[Dataset entries on figures]
■ ■ ■ ■ ■

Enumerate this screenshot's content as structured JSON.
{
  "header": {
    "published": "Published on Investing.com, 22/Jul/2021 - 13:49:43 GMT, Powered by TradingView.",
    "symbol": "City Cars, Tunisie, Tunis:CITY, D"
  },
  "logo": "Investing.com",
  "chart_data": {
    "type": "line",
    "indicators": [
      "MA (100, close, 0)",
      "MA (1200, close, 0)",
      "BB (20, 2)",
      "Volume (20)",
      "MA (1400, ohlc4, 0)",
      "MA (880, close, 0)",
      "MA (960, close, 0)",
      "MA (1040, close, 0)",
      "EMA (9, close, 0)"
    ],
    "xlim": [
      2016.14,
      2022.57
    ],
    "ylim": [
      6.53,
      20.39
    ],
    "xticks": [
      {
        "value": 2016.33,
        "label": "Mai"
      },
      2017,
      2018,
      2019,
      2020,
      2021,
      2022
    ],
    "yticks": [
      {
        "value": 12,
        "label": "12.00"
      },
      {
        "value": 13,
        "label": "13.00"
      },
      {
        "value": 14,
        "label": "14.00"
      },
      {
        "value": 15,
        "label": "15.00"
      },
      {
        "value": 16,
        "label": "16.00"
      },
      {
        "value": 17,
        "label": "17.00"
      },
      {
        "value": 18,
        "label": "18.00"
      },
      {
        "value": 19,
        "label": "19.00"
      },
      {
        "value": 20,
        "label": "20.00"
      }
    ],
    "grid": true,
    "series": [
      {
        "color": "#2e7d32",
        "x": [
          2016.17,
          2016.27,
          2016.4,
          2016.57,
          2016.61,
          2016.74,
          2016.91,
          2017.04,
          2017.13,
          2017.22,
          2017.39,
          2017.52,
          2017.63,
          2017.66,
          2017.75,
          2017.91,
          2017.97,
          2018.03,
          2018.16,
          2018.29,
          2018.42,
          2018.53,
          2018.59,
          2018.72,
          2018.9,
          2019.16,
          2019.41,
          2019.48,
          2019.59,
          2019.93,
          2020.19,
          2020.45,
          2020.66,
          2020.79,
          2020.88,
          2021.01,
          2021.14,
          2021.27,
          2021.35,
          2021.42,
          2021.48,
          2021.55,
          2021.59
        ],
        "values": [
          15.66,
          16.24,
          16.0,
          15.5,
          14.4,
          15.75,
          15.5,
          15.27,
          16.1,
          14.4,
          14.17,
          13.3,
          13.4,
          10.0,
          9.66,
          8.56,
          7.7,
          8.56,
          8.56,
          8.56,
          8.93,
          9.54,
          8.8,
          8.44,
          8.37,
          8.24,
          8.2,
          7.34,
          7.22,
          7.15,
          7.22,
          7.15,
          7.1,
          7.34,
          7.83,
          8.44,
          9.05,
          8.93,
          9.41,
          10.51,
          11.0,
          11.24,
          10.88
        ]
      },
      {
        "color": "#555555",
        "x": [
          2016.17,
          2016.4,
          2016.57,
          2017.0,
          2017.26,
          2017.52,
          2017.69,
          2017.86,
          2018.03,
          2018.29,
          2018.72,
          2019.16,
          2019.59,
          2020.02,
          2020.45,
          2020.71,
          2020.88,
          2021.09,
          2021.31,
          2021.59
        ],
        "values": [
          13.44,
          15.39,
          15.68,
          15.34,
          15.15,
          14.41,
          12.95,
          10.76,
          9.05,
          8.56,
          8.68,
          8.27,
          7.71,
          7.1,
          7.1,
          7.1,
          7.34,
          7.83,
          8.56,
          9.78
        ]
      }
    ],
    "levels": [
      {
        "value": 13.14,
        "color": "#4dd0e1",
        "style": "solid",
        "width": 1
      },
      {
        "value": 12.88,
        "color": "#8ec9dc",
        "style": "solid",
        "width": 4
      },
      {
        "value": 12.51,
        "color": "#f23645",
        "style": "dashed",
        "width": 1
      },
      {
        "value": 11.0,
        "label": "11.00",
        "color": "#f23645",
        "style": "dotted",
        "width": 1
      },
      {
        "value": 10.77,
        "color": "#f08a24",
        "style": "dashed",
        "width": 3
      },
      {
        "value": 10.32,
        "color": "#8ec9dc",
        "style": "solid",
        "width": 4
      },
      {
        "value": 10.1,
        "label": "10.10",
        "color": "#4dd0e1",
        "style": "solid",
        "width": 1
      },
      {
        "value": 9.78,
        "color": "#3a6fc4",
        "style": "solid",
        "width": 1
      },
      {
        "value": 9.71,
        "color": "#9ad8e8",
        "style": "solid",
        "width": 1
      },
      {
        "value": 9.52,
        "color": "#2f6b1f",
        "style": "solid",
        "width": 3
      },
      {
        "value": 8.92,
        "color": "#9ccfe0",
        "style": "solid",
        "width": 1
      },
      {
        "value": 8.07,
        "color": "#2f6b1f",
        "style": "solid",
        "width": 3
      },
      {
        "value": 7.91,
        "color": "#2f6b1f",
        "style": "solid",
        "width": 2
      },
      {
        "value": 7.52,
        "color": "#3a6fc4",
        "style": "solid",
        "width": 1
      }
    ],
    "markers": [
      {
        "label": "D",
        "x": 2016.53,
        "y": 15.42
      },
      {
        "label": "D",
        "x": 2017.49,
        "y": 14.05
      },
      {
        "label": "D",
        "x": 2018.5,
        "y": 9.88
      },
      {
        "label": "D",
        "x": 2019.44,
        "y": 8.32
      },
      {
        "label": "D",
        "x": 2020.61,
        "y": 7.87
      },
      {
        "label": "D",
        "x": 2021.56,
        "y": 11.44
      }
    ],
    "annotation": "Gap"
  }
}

■ ■ ■ ■ ■

▶ STATED PROBLEM
Copy every line verbatim.

▶ FINAL ANSWER
Enumerate this screenshot's content as structured JSON.
{
  "header": {
    "published": "Published on Investing.com, 22/Jul/2021 - 13:49:43 GMT, Powered by TradingView.",
    "symbol": "City Cars, Tunisie, Tunis:CITY, D"
  },
  "logo": "Investing.com",
  "chart_data": {
    "type": "line",
    "indicators": [
      "MA (100, close, 0)",
      "MA (1200, close, 0)",
      "BB (20, 2)",
      "Volume (20)",
      "MA (1400, ohlc4, 0)",
      "MA (880, close, 0)",
      "MA (960, close, 0)",
      "MA (1040, close, 0)",
      "EMA (9, close, 0)"
    ],
    "xlim": [
      2016.14,
      2022.57
    ],
    "ylim": [
      6.53,
      20.39
    ],
    "xticks": [
      {
        "value": 2016.33,
        "label": "Mai"
      },
      2017,
      2018,
      2019,
      2020,
      2021,
      2022
    ],
    "yticks": [
      {
        "value": 12,
        "label": "12.00"
      },
      {
        "value": 13,
        "label": "13.00"
      },
      {
        "value": 14,
        "label": "14.00"
      },
      {
        "value": 15,
        "label": "15.00"
      },
      {
        "value": 16,
        "label": "16.00"
      },
      {
        "value": 17,
        "label": "17.00"
      },
      {
        "value": 18,
        "label": "18.00"
      },
      {
        "value": 19,
        "label": "19.00"
      },
      {
        "value": 20,
        "label": "20.00"
      }
    ],
    "grid": true,
    "series": [
      {
        "color": "#2e7d32",
        "x": [
          2016.17,
          2016.27,
          2016.4,
          2016.57,
          2016.61,
          2016.74,
          2016.91,
          2017.04,
          2017.13,
          2017.22,
          2017.39,
          2017.52,
          2017.63,
          2017.66,
          2017.75,
          2017.91,
          2017.97,
          2018.03,
          2018.16,
          2018.29,
          2018.42,
          2018.53,
          2018.59,
          2018.72,
          2018.9,
          2019.16,
          2019.41,
          2019.48,
          2019.59,
          2019.93,
          2020.19,
          2020.45,
          2020.66,
          2020.79,
          2020.88,
          2021.01,
          2021.14,
          2021.27,
          2021.35,
          2021.42,
          2021.48,
          2021.55,
          2021.59
        ],
        "values": [
          15.66,
          16.24,
          16.0,
          15.5,
          14.4,
          15.75,
          15.5,
          15.27,
          16.1,
          14.4,
          14.17,
          13.3,
          13.4,
          10.0,
          9.66,
          8.56,
          7.7,
          8.56,
          8.56,
          8.56,
          8.93,
          9.54,
          8.8,
          8.44,
          8.37,
          8.24,
          8.2,
          7.34,
          7.22,
          7.15,
          7.22,
          7.15,
          7.1,
          7.34,
          7.83,
          8.44,
          9.05,
          8.93,
          9.41,
          10.51,
          11.0,
          11.24,
          10.88
        ]
      },
      {
        "color": "#555555",
        "x": [
          2016.17,
          2016.4,
          2016.57,
          2017.0,
          2017.26,
          2017.52,
          2017.69,
          2017.86,
          2018.03,
          2018.29,
          2018.72,
          2019.16,
          2019.59,
          2020.02,
          2020.45,
          2020.71,
          2020.88,
          2021.09,
          2021.31,
          2021.59
        ],
        "values": [
          13.44,
          15.39,
          15.68,
          15.34,
          15.15,
          14.41,
          12.95,
          10.76,
          9.05,
          8.56,
          8.68,
          8.27,
          7.71,
          7.1,
          7.1,
          7.1,
          7.34,
          7.83,
          8.56,
          9.78
        ]
      }
    ],
    "levels": [
      {
        "value": 13.14,
        "color": "#4dd0e1",
        "style": "solid",
        "width": 1
      },
      {
        "value": 12.88,
        "color": "#8ec9dc",
        "style": "solid",
        "width": 4
      },
      {
        "value": 12.51,
        "color": "#f23645",
        "style": "dashed",
        "width": 1
      },
      {
        "value": 11.0,
        "label": "11.00",
        "color": "#f23645",
        "style": "dotted",
        "width": 1
      },
      {
        "value": 10.77,
        "color": "#f08a24",
        "style": "dashed",
        "width": 3
      },
      {
        "value": 10.32,
        "color": "#8ec9dc",
        "style": "solid",
        "width": 4
      },
      {
        "value": 10.1,
        "label": "10.10",
        "color": "#4dd0e1",
        "style": "solid",
        "width": 1
      },
      {
        "value": 9.78,
        "color": "#3a6fc4",
        "style": "solid",
        "width": 1
      },
      {
        "value": 9.71,
        "color": "#9ad8e8",
        "style": "solid",
        "width": 1
      },
      {
        "value": 9.52,
        "color": "#2f6b1f",
        "style": "solid",
        "width": 3
      },
      {
        "value": 8.92,
        "color": "#9ccfe0",
        "style": "solid",
        "width": 1
      },
      {
        "value": 8.07,
        "color": "#2f6b1f",
        "style": "solid",
        "width": 3
      },
      {
        "value": 7.91,
        "color": "#2f6b1f",
        "style": "solid",
        "width": 2
      },
      {
        "value": 7.52,
        "color": "#3a6fc4",
        "style": "solid",
        "width": 1
      }
    ],
    "markers": [
      {
        "label": "D",
        "x": 2016.53,
        "y": 15.42
      },
      {
        "label": "D",
        "x": 2017.49,
        "y": 14.05
      },
      {
        "label": "D",
        "x": 2018.5,
        "y": 9.88
      },
      {
        "label": "D",
        "x": 2019.44,
        "y": 8.32
      },
      {
        "label": "D",
        "x": 2020.61,
        "y": 7.87
      },
      {
        "label": "D",
        "x": 2021.56,
        "y": 11.44
      }
    ],
    "annotation": "Gap"
  }
}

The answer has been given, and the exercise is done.